## START EXTRACTED INFORMATION

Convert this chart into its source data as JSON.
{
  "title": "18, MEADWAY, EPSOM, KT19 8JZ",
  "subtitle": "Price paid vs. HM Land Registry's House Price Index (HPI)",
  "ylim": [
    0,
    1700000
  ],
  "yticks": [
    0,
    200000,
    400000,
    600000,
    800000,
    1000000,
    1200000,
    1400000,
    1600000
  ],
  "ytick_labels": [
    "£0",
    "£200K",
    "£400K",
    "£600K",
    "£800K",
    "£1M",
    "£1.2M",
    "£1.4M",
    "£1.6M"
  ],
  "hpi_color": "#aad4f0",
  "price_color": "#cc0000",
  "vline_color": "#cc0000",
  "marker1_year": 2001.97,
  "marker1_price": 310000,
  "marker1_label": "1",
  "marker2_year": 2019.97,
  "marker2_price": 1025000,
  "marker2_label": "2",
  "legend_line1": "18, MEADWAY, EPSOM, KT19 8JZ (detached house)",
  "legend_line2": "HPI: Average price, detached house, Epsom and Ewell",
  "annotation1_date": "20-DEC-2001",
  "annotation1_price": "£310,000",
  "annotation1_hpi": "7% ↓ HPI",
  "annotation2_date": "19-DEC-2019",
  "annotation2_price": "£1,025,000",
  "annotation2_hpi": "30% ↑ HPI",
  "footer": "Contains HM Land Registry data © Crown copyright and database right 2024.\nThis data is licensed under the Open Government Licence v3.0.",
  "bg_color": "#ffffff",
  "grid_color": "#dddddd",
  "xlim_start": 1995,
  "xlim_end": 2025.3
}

## END EXTRACTED INFORMATION

TASK: Reproduce each line verbatim.

RESPONSE:
Convert this chart into its source data as JSON.
{
  "title": "18, MEADWAY, EPSOM, KT19 8JZ",
  "subtitle": "Price paid vs. HM Land Registry's House Price Index (HPI)",
  "ylim": [
    0,
    1700000
  ],
  "yticks": [
    0,
    200000,
    400000,
    600000,
    800000,
    1000000,
    1200000,
    1400000,
    1600000
  ],
  "ytick_labels": [
    "£0",
    "£200K",
    "£400K",
    "£600K",
    "£800K",
    "£1M",
    "£1.2M",
    "£1.4M",
    "£1.6M"
  ],
  "hpi_color": "#aad4f0",
  "price_color": "#cc0000",
  "vline_color": "#cc0000",
  "marker1_year": 2001.97,
  "marker1_price": 310000,
  "marker1_label": "1",
  "marker2_year": 2019.97,
  "marker2_price": 1025000,
  "marker2_label": "2",
  "legend_line1": "18, MEADWAY, EPSOM, KT19 8JZ (detached house)",
  "legend_line2": "HPI: Average price, detached house, Epsom and Ewell",
  "annotation1_date": "20-DEC-2001",
  "annotation1_price": "£310,000",
  "annotation1_hpi": "7% ↓ HPI",
  "annotation2_date": "19-DEC-2019",
  "annotation2_price": "£1,025,000",
  "annotation2_hpi": "30% ↑ HPI",
  "footer": "Contains HM Land Registry data © Crown copyright and database right 2024.\nThis data is licensed under the Open Government Licence v3.0.",
  "bg_color": "#ffffff",
  "grid_color": "#dddddd",
  "xlim_start": 1995,
  "xlim_end": 2025.3
}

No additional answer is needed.